▸ Task directions: Copy all the material that follows, keeping every character the same.
*** Provided material ***
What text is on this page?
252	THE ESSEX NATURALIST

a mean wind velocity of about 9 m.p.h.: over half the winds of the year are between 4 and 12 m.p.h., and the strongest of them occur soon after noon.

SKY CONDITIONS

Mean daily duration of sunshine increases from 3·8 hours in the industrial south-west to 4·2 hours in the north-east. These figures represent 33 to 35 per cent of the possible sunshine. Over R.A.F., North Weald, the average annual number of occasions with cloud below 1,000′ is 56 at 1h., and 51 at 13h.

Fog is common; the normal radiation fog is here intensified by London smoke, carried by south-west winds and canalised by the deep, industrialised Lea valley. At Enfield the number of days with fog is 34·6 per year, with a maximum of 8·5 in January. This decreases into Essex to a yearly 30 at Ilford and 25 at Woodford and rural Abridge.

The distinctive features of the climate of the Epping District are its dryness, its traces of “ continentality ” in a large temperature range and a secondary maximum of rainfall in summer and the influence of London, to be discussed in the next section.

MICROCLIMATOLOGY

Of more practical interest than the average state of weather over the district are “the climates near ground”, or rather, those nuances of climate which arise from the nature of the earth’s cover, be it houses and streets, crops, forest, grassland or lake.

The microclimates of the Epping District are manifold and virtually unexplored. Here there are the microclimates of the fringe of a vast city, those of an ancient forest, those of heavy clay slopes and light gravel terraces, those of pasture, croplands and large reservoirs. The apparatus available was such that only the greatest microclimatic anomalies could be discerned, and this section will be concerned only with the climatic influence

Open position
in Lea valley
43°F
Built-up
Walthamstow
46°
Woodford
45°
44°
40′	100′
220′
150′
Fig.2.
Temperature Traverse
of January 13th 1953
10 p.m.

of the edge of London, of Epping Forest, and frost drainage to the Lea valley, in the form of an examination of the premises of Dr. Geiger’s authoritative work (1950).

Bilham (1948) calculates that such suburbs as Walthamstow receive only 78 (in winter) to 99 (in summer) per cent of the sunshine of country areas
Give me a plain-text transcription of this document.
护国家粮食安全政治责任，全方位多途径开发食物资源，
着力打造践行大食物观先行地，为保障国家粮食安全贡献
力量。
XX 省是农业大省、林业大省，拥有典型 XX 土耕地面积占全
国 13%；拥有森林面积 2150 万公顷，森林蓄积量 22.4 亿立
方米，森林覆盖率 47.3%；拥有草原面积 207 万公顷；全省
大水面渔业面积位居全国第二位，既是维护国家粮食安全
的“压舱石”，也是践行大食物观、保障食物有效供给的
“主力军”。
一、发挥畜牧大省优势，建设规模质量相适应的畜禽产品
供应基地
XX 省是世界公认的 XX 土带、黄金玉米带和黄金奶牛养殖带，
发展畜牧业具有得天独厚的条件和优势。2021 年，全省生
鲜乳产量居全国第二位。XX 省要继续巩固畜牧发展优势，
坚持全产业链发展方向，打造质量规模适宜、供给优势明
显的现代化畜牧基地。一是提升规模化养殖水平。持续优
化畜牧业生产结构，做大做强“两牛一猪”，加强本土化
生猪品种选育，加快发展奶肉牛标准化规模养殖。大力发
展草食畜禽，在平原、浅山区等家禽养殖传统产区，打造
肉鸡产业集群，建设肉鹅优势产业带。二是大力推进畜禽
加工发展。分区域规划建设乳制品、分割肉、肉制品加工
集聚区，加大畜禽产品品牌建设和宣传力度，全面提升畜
***
▸ Result below:
What text is on this page?
252	THE ESSEX NATURALIST

a mean wind velocity of about 9 m.p.h.: over half the winds of the year are between 4 and 12 m.p.h., and the strongest of them occur soon after noon.

SKY CONDITIONS

Mean daily duration of sunshine increases from 3·8 hours in the industrial south-west to 4·2 hours in the north-east. These figures represent 33 to 35 per cent of the possible sunshine. Over R.A.F., North Weald, the average annual number of occasions with cloud below 1,000′ is 56 at 1h., and 51 at 13h.

Fog is common; the normal radiation fog is here intensified by London smoke, carried by south-west winds and canalised by the deep, industrialised Lea valley. At Enfield the number of days with fog is 34·6 per year, with a maximum of 8·5 in January. This decreases into Essex to a yearly 30 at Ilford and 25 at Woodford and rural Abridge.

The distinctive features of the climate of the Epping District are its dryness, its traces of “ continentality ” in a large temperature range and a secondary maximum of rainfall in summer and the influence of London, to be discussed in the next section.

MICROCLIMATOLOGY

Of more practical interest than the average state of weather over the district are “the climates near ground”, or rather, those nuances of climate which arise from the nature of the earth’s cover, be it houses and streets, crops, forest, grassland or lake.

The microclimates of the Epping District are manifold and virtually unexplored. Here there are the microclimates of the fringe of a vast city, those of an ancient forest, those of heavy clay slopes and light gravel terraces, those of pasture, croplands and large reservoirs. The apparatus available was such that only the greatest microclimatic anomalies could be discerned, and this section will be concerned only with the climatic influence

Open position
in Lea valley
43°F
Built-up
Walthamstow
46°
Woodford
45°
44°
40′	100′
220′
150′
Fig.2.
Temperature Traverse
of January 13th 1953
10 p.m.

of the edge of London, of Epping Forest, and frost drainage to the Lea valley, in the form of an examination of the premises of Dr. Geiger’s authoritative work (1950).

Bilham (1948) calculates that such suburbs as Walthamstow receive only 78 (in winter) to 99 (in summer) per cent of the sunshine of country areas
Give me a plain-text transcription of this document.
护国家粮食安全政治责任，全方位多途径开发食物资源，
着力打造践行大食物观先行地，为保障国家粮食安全贡献
力量。
XX 省是农业大省、林业大省，拥有典型 XX 土耕地面积占全
国 13%；拥有森林面积 2150 万公顷，森林蓄积量 22.4 亿立
方米，森林覆盖率 47.3%；拥有草原面积 207 万公顷；全省
大水面渔业面积位居全国第二位，既是维护国家粮食安全
的“压舱石”，也是践行大食物观、保障食物有效供给的
“主力军”。
一、发挥畜牧大省优势，建设规模质量相适应的畜禽产品
供应基地
XX 省是世界公认的 XX 土带、黄金玉米带和黄金奶牛养殖带，
发展畜牧业具有得天独厚的条件和优势。2021 年，全省生
鲜乳产量居全国第二位。XX 省要继续巩固畜牧发展优势，
坚持全产业链发展方向，打造质量规模适宜、供给优势明
显的现代化畜牧基地。一是提升规模化养殖水平。持续优
化畜牧业生产结构，做大做强“两牛一猪”，加强本土化
生猪品种选育，加快发展奶肉牛标准化规模养殖。大力发
展草食畜禽，在平原、浅山区等家禽养殖传统产区，打造
肉鸡产业集群，建设肉鹅优势产业带。二是大力推进畜禽
加工发展。分区域规划建设乳制品、分割肉、肉制品加工
集聚区，加大畜禽产品品牌建设和宣传力度，全面提升畜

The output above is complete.